Copy out each line of the material below that holds the string "business".

__Data lines__
########
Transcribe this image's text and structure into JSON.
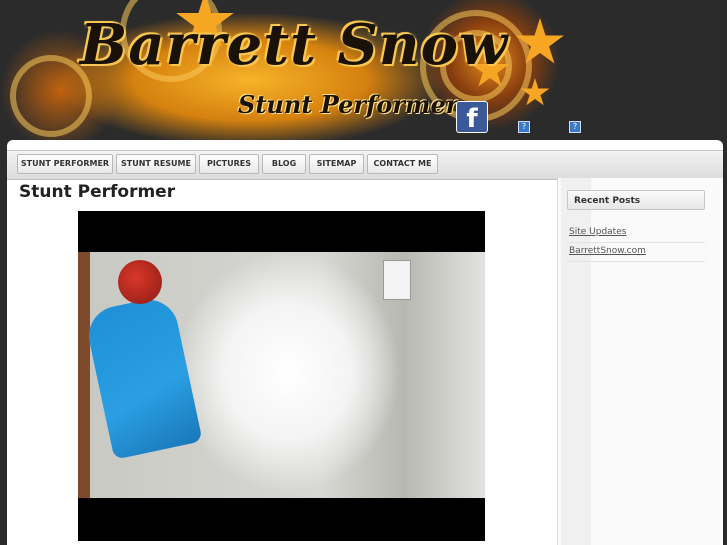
{
  "header": {
    "site_title": "Barrett Snow",
    "tagline": "Stunt Performer",
    "facebook_icon": "facebook-icon",
    "small_icons": [
      "broken-image-icon",
      "broken-image-icon"
    ],
    "small_icon_glyph": "?"
  },
  "nav": {
    "items": [
      "STUNT PERFORMER",
      "STUNT RESUME",
      "PICTURES",
      "BLOG",
      "SITEMAP",
      "CONTACT ME"
    ]
  },
  "main": {
    "title": "Stunt Performer",
    "video": {
      "description_icon": "video-player-icon"
    }
  },
  "sidebar": {
    "widget_title": "Recent Posts",
    "posts": [
      "Site Updates",
      "BarrettSnow.com"
    ]
  },
  "colors": {
    "accent_orange": "#f6a623",
    "header_bg": "#2b2b2b",
    "facebook_blue": "#3b5998"
  }
}
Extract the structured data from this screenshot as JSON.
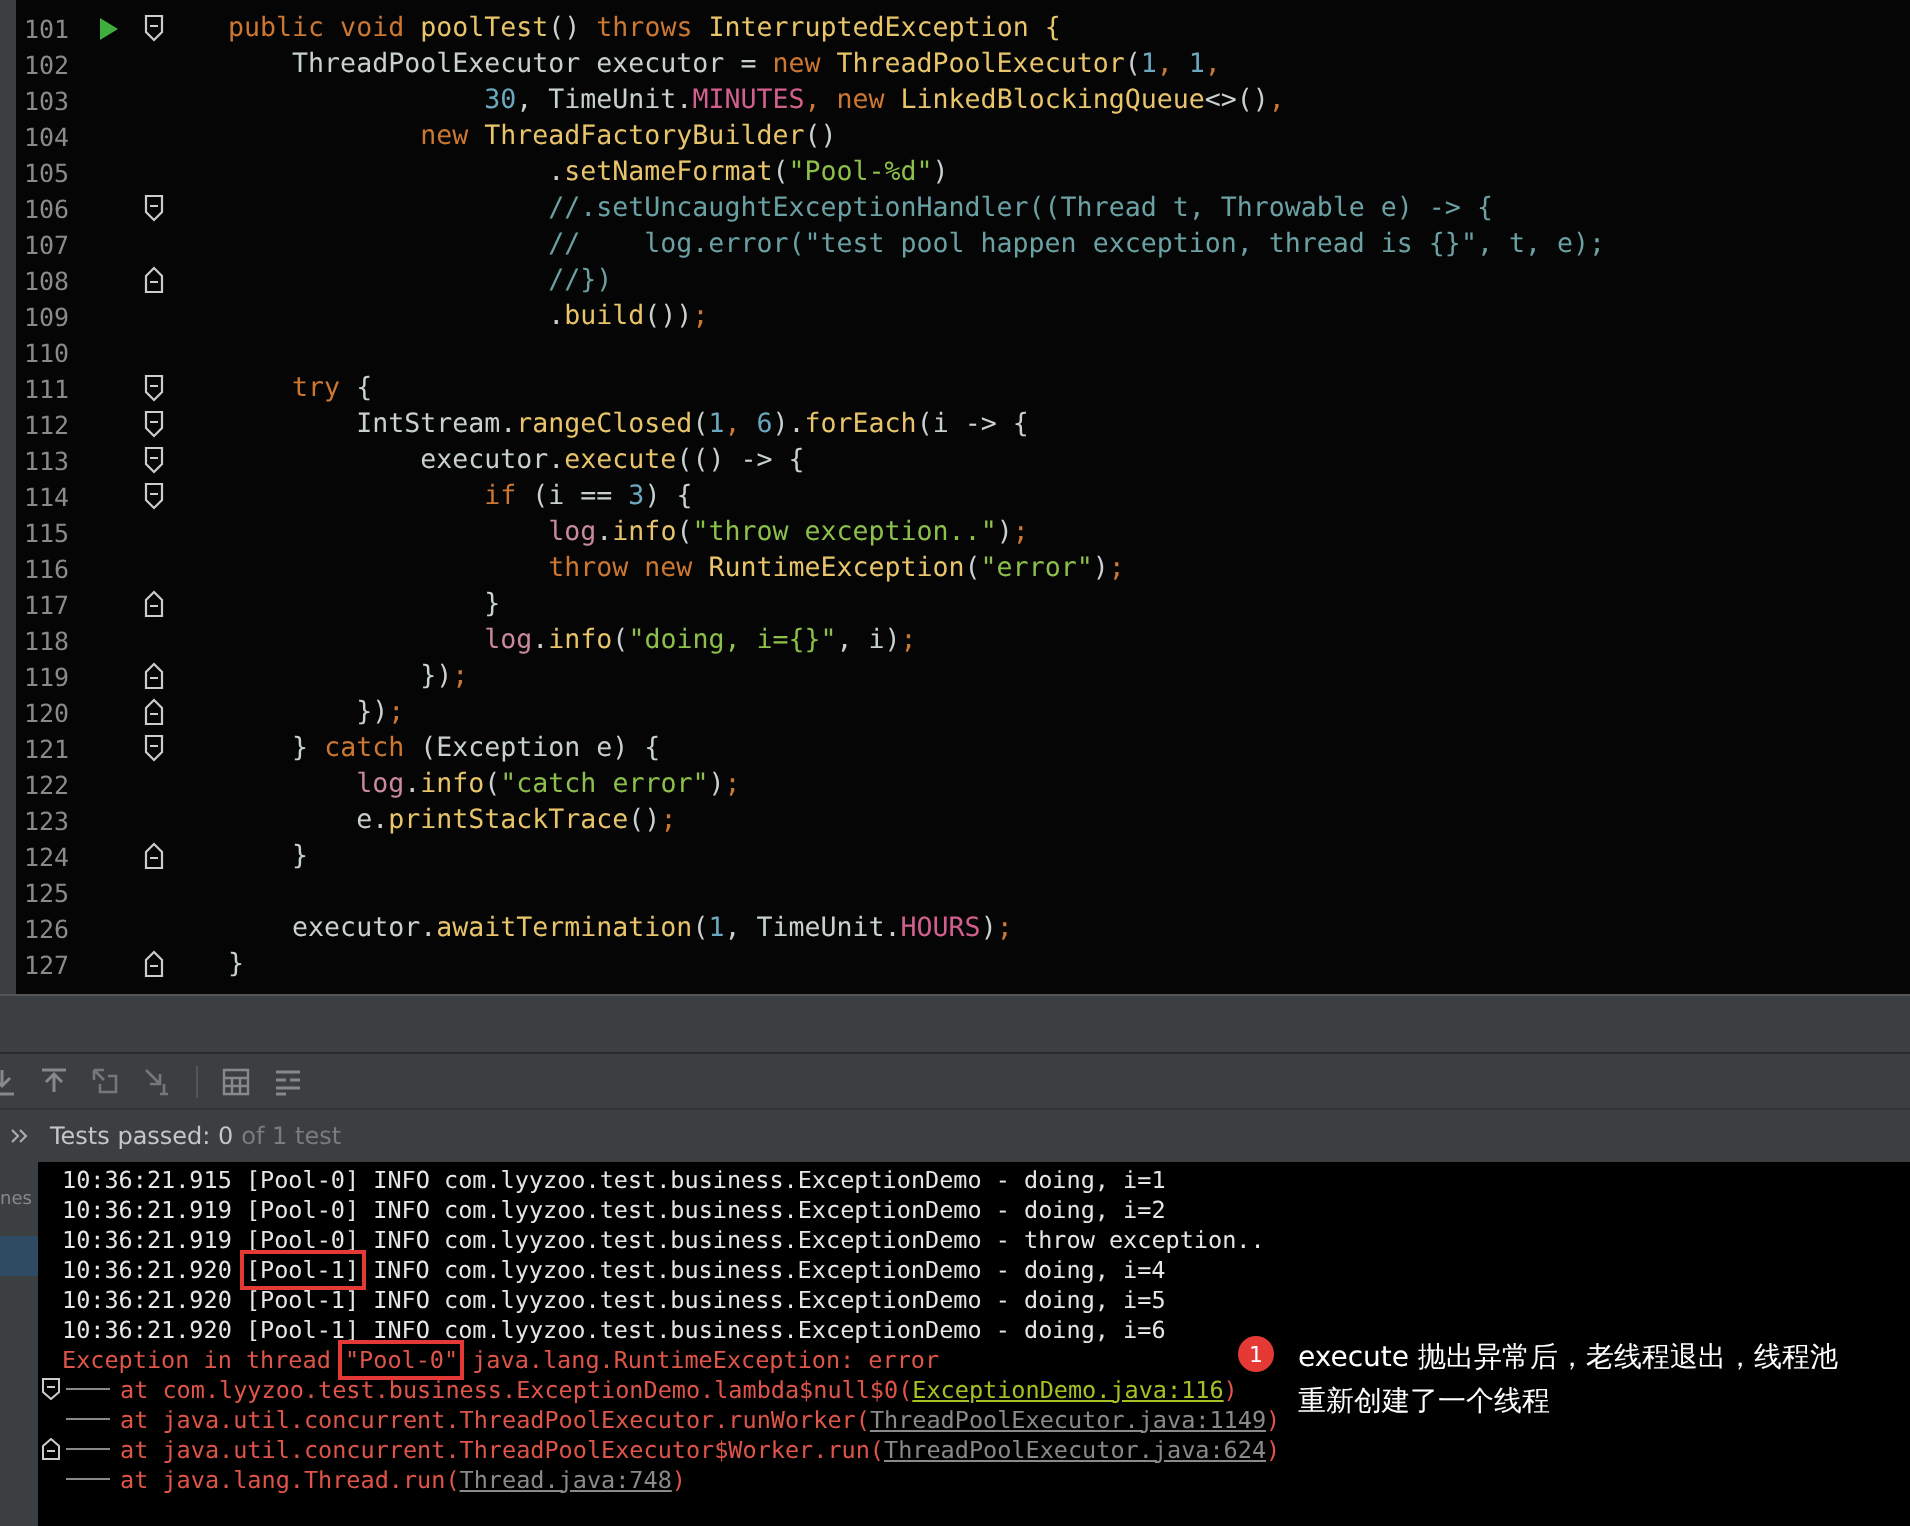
{
  "editor": {
    "lines": [
      {
        "num": "101",
        "run_marker": true,
        "fold_start": true,
        "fold_end": false,
        "tokens": [
          {
            "text": "    public void ",
            "kind": "keyword"
          },
          {
            "text": "poolTest",
            "kind": "method"
          },
          {
            "text": "() ",
            "kind": "plain"
          },
          {
            "text": "throws ",
            "kind": "keyword"
          },
          {
            "text": "InterruptedException {",
            "kind": "method"
          }
        ]
      },
      {
        "num": "102",
        "run_marker": false,
        "fold_start": false,
        "fold_end": false,
        "tokens": [
          {
            "text": "        ThreadPoolExecutor executor = ",
            "kind": "plain"
          },
          {
            "text": "new ",
            "kind": "keyword"
          },
          {
            "text": "ThreadPoolExecutor",
            "kind": "method"
          },
          {
            "text": "(",
            "kind": "plain"
          },
          {
            "text": "1",
            "kind": "number"
          },
          {
            "text": ", ",
            "kind": "keyword"
          },
          {
            "text": "1",
            "kind": "number"
          },
          {
            "text": ",",
            "kind": "keyword"
          }
        ]
      },
      {
        "num": "103",
        "run_marker": false,
        "fold_start": false,
        "fold_end": false,
        "tokens": [
          {
            "text": "                    30",
            "kind": "number"
          },
          {
            "text": ", TimeUnit.",
            "kind": "plain"
          },
          {
            "text": "MINUTES",
            "kind": "constant"
          },
          {
            "text": ", new ",
            "kind": "keyword"
          },
          {
            "text": "LinkedBlockingQueue",
            "kind": "method"
          },
          {
            "text": "<>()",
            "kind": "plain"
          },
          {
            "text": ",",
            "kind": "keyword"
          }
        ]
      },
      {
        "num": "104",
        "run_marker": false,
        "fold_start": false,
        "fold_end": false,
        "tokens": [
          {
            "text": "                new ",
            "kind": "keyword"
          },
          {
            "text": "ThreadFactoryBuilder",
            "kind": "method"
          },
          {
            "text": "()",
            "kind": "plain"
          }
        ]
      },
      {
        "num": "105",
        "run_marker": false,
        "fold_start": false,
        "fold_end": false,
        "tokens": [
          {
            "text": "                        .",
            "kind": "plain"
          },
          {
            "text": "setNameFormat",
            "kind": "method"
          },
          {
            "text": "(",
            "kind": "plain"
          },
          {
            "text": "\"Pool-%d\"",
            "kind": "string"
          },
          {
            "text": ")",
            "kind": "plain"
          }
        ]
      },
      {
        "num": "106",
        "run_marker": false,
        "fold_start": true,
        "fold_end": false,
        "tokens": [
          {
            "text": "                        //.setUncaughtExceptionHandler((Thread t, Throwable e) -> {",
            "kind": "comment"
          }
        ]
      },
      {
        "num": "107",
        "run_marker": false,
        "fold_start": false,
        "fold_end": false,
        "tokens": [
          {
            "text": "                        //    log.error(\"test pool happen exception, thread is {}\", t, e);",
            "kind": "comment"
          }
        ]
      },
      {
        "num": "108",
        "run_marker": false,
        "fold_start": false,
        "fold_end": true,
        "tokens": [
          {
            "text": "                        //})",
            "kind": "comment"
          }
        ]
      },
      {
        "num": "109",
        "run_marker": false,
        "fold_start": false,
        "fold_end": false,
        "tokens": [
          {
            "text": "                        .",
            "kind": "plain"
          },
          {
            "text": "build",
            "kind": "method"
          },
          {
            "text": "())",
            "kind": "plain"
          },
          {
            "text": ";",
            "kind": "keyword"
          }
        ]
      },
      {
        "num": "110",
        "run_marker": false,
        "fold_start": false,
        "fold_end": false
      },
      {
        "num": "111",
        "run_marker": false,
        "fold_start": true,
        "fold_end": false,
        "tokens": [
          {
            "text": "        try ",
            "kind": "keyword"
          },
          {
            "text": "{",
            "kind": "plain"
          }
        ]
      },
      {
        "num": "112",
        "run_marker": false,
        "fold_start": true,
        "fold_end": false,
        "tokens": [
          {
            "text": "            IntStream.",
            "kind": "plain"
          },
          {
            "text": "rangeClosed",
            "kind": "method"
          },
          {
            "text": "(",
            "kind": "plain"
          },
          {
            "text": "1",
            "kind": "number"
          },
          {
            "text": ", ",
            "kind": "keyword"
          },
          {
            "text": "6",
            "kind": "number"
          },
          {
            "text": ").",
            "kind": "plain"
          },
          {
            "text": "forEach",
            "kind": "method"
          },
          {
            "text": "(i -> {",
            "kind": "plain"
          }
        ]
      },
      {
        "num": "113",
        "run_marker": false,
        "fold_start": true,
        "fold_end": false,
        "tokens": [
          {
            "text": "                executor.",
            "kind": "plain"
          },
          {
            "text": "execute",
            "kind": "method"
          },
          {
            "text": "(() -> {",
            "kind": "plain"
          }
        ]
      },
      {
        "num": "114",
        "run_marker": false,
        "fold_start": true,
        "fold_end": false,
        "tokens": [
          {
            "text": "                    if ",
            "kind": "keyword"
          },
          {
            "text": "(i == ",
            "kind": "plain"
          },
          {
            "text": "3",
            "kind": "number"
          },
          {
            "text": ") {",
            "kind": "plain"
          }
        ]
      },
      {
        "num": "115",
        "run_marker": false,
        "fold_start": false,
        "fold_end": false,
        "tokens": [
          {
            "text": "                        log",
            "kind": "field"
          },
          {
            "text": ".",
            "kind": "plain"
          },
          {
            "text": "info",
            "kind": "method"
          },
          {
            "text": "(",
            "kind": "plain"
          },
          {
            "text": "\"throw exception..\"",
            "kind": "string"
          },
          {
            "text": ")",
            "kind": "plain"
          },
          {
            "text": ";",
            "kind": "keyword"
          }
        ]
      },
      {
        "num": "116",
        "run_marker": false,
        "fold_start": false,
        "fold_end": false,
        "tokens": [
          {
            "text": "                        throw new ",
            "kind": "keyword"
          },
          {
            "text": "RuntimeException",
            "kind": "method"
          },
          {
            "text": "(",
            "kind": "plain"
          },
          {
            "text": "\"error\"",
            "kind": "string"
          },
          {
            "text": ")",
            "kind": "plain"
          },
          {
            "text": ";",
            "kind": "keyword"
          }
        ]
      },
      {
        "num": "117",
        "run_marker": false,
        "fold_start": false,
        "fold_end": true,
        "tokens": [
          {
            "text": "                    }",
            "kind": "plain"
          }
        ]
      },
      {
        "num": "118",
        "run_marker": false,
        "fold_start": false,
        "fold_end": false,
        "tokens": [
          {
            "text": "                    log",
            "kind": "field"
          },
          {
            "text": ".",
            "kind": "plain"
          },
          {
            "text": "info",
            "kind": "method"
          },
          {
            "text": "(",
            "kind": "plain"
          },
          {
            "text": "\"doing, i={}\"",
            "kind": "string"
          },
          {
            "text": ", i)",
            "kind": "plain"
          },
          {
            "text": ";",
            "kind": "keyword"
          }
        ]
      },
      {
        "num": "119",
        "run_marker": false,
        "fold_start": false,
        "fold_end": true,
        "tokens": [
          {
            "text": "                })",
            "kind": "plain"
          },
          {
            "text": ";",
            "kind": "keyword"
          }
        ]
      },
      {
        "num": "120",
        "run_marker": false,
        "fold_start": false,
        "fold_end": true,
        "tokens": [
          {
            "text": "            })",
            "kind": "plain"
          },
          {
            "text": ";",
            "kind": "keyword"
          }
        ]
      },
      {
        "num": "121",
        "run_marker": false,
        "fold_start": true,
        "fold_end": false,
        "tokens": [
          {
            "text": "        } ",
            "kind": "plain"
          },
          {
            "text": "catch ",
            "kind": "keyword"
          },
          {
            "text": "(Exception e) {",
            "kind": "plain"
          }
        ]
      },
      {
        "num": "122",
        "run_marker": false,
        "fold_start": false,
        "fold_end": false,
        "tokens": [
          {
            "text": "            log",
            "kind": "field"
          },
          {
            "text": ".",
            "kind": "plain"
          },
          {
            "text": "info",
            "kind": "method"
          },
          {
            "text": "(",
            "kind": "plain"
          },
          {
            "text": "\"catch error\"",
            "kind": "string"
          },
          {
            "text": ")",
            "kind": "plain"
          },
          {
            "text": ";",
            "kind": "keyword"
          }
        ]
      },
      {
        "num": "123",
        "run_marker": false,
        "fold_start": false,
        "fold_end": false,
        "tokens": [
          {
            "text": "            e.",
            "kind": "plain"
          },
          {
            "text": "printStackTrace",
            "kind": "method"
          },
          {
            "text": "()",
            "kind": "plain"
          },
          {
            "text": ";",
            "kind": "keyword"
          }
        ]
      },
      {
        "num": "124",
        "run_marker": false,
        "fold_start": false,
        "fold_end": true,
        "tokens": [
          {
            "text": "        }",
            "kind": "plain"
          }
        ]
      },
      {
        "num": "125",
        "run_marker": false,
        "fold_start": false,
        "fold_end": false
      },
      {
        "num": "126",
        "run_marker": false,
        "fold_start": false,
        "fold_end": false,
        "tokens": [
          {
            "text": "        executor.",
            "kind": "plain"
          },
          {
            "text": "awaitTermination",
            "kind": "method"
          },
          {
            "text": "(",
            "kind": "plain"
          },
          {
            "text": "1",
            "kind": "number"
          },
          {
            "text": ", TimeUnit.",
            "kind": "plain"
          },
          {
            "text": "HOURS",
            "kind": "constant"
          },
          {
            "text": ")",
            "kind": "plain"
          },
          {
            "text": ";",
            "kind": "keyword"
          }
        ]
      },
      {
        "num": "127",
        "run_marker": false,
        "fold_start": false,
        "fold_end": true,
        "tokens": [
          {
            "text": "    }",
            "kind": "plain"
          }
        ]
      }
    ]
  },
  "side_panel": {
    "label": "nes"
  },
  "tests": {
    "result": "Tests passed: 0",
    "total": "of 1 test"
  },
  "console": {
    "lines": [
      {
        "kind": "log",
        "fold_start": false,
        "fold_end": false,
        "segments": [
          {
            "text": "10:36:21.915 [Pool-0] INFO com.lyyzoo.test.business.ExceptionDemo - doing, i=1",
            "kind": "output",
            "boxed": false
          }
        ]
      },
      {
        "kind": "log",
        "fold_start": false,
        "fold_end": false,
        "segments": [
          {
            "text": "10:36:21.919 [Pool-0] INFO com.lyyzoo.test.business.ExceptionDemo - doing, i=2",
            "kind": "output",
            "boxed": false
          }
        ]
      },
      {
        "kind": "log",
        "fold_start": false,
        "fold_end": false,
        "segments": [
          {
            "text": "10:36:21.919 [Pool-0] INFO com.lyyzoo.test.business.ExceptionDemo - throw exception..",
            "kind": "output",
            "boxed": false
          }
        ]
      },
      {
        "kind": "log",
        "fold_start": false,
        "fold_end": false,
        "segments": [
          {
            "text": "10:36:21.920",
            "kind": "output",
            "boxed": false
          },
          {
            "text": "[Pool-1]",
            "kind": "output",
            "boxed": true
          },
          {
            "text": "INFO com.lyyzoo.test.business.ExceptionDemo - doing, i=4",
            "kind": "output",
            "boxed": false
          }
        ]
      },
      {
        "kind": "log",
        "fold_start": false,
        "fold_end": false,
        "segments": [
          {
            "text": "10:36:21.920 [Pool-1] INFO com.lyyzoo.test.business.ExceptionDemo - doing, i=5",
            "kind": "output",
            "boxed": false
          }
        ]
      },
      {
        "kind": "log",
        "fold_start": false,
        "fold_end": false,
        "segments": [
          {
            "text": "10:36:21.920 [Pool-1] INFO com.lyyzoo.test.business.ExceptionDemo - doing, i=6",
            "kind": "output",
            "boxed": false
          }
        ]
      },
      {
        "kind": "log",
        "fold_start": false,
        "fold_end": false,
        "segments": [
          {
            "text": "Exception in thread",
            "kind": "error",
            "boxed": false
          },
          {
            "text": "\"Pool-0\"",
            "kind": "error",
            "boxed": true
          },
          {
            "text": "java.lang.RuntimeException: error",
            "kind": "error",
            "boxed": false
          }
        ]
      },
      {
        "kind": "stack",
        "fold_start": true,
        "fold_end": false,
        "segments": [
          {
            "text": "at com.lyyzoo.test.business.ExceptionDemo.lambda$null$0(",
            "kind": "error",
            "boxed": false
          },
          {
            "text": "ExceptionDemo.java:116",
            "kind": "link",
            "boxed": false
          },
          {
            "text": ")",
            "kind": "error",
            "boxed": false
          }
        ]
      },
      {
        "kind": "stack",
        "fold_start": false,
        "fold_end": false,
        "segments": [
          {
            "text": "at java.util.concurrent.ThreadPoolExecutor.runWorker(",
            "kind": "error",
            "boxed": false
          },
          {
            "text": "ThreadPoolExecutor.java:1149",
            "kind": "library_link",
            "boxed": false
          },
          {
            "text": ")",
            "kind": "error",
            "boxed": false
          }
        ]
      },
      {
        "kind": "stack",
        "fold_start": false,
        "fold_end": true,
        "segments": [
          {
            "text": "at java.util.concurrent.ThreadPoolExecutor$Worker.run(",
            "kind": "error",
            "boxed": false
          },
          {
            "text": "ThreadPoolExecutor.java:624",
            "kind": "library_link",
            "boxed": false
          },
          {
            "text": ")",
            "kind": "error",
            "boxed": false
          }
        ]
      },
      {
        "kind": "stack",
        "fold_start": false,
        "fold_end": false,
        "segments": [
          {
            "text": "at java.lang.Thread.run(",
            "kind": "error",
            "boxed": false
          },
          {
            "text": "Thread.java:748",
            "kind": "library_link",
            "boxed": false
          },
          {
            "text": ")",
            "kind": "error",
            "boxed": false
          }
        ]
      }
    ]
  },
  "annotation": {
    "badge": "1",
    "lines": [
      "execute 抛出异常后，老线程退出，线程池",
      "重新创建了一个线程"
    ]
  }
}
########
__Solved exercise__
            "text": "10:36:21.915 [Pool-0] INFO com.lyyzoo.test.business.ExceptionDemo - doing, i=1",
            "text": "10:36:21.919 [Pool-0] INFO com.lyyzoo.test.business.ExceptionDemo - doing, i=2",
            "text": "10:36:21.919 [Pool-0] INFO com.lyyzoo.test.business.ExceptionDemo - throw exception..",
            "text": "INFO com.lyyzoo.test.business.ExceptionDemo - doing, i=4",
            "text": "10:36:21.920 [Pool-1] INFO com.lyyzoo.test.business.ExceptionDemo - doing, i=5",
            "text": "10:36:21.920 [Pool-1] INFO com.lyyzoo.test.business.ExceptionDemo - doing, i=6",
            "text": "at com.lyyzoo.test.business.ExceptionDemo.lambda$null$0(",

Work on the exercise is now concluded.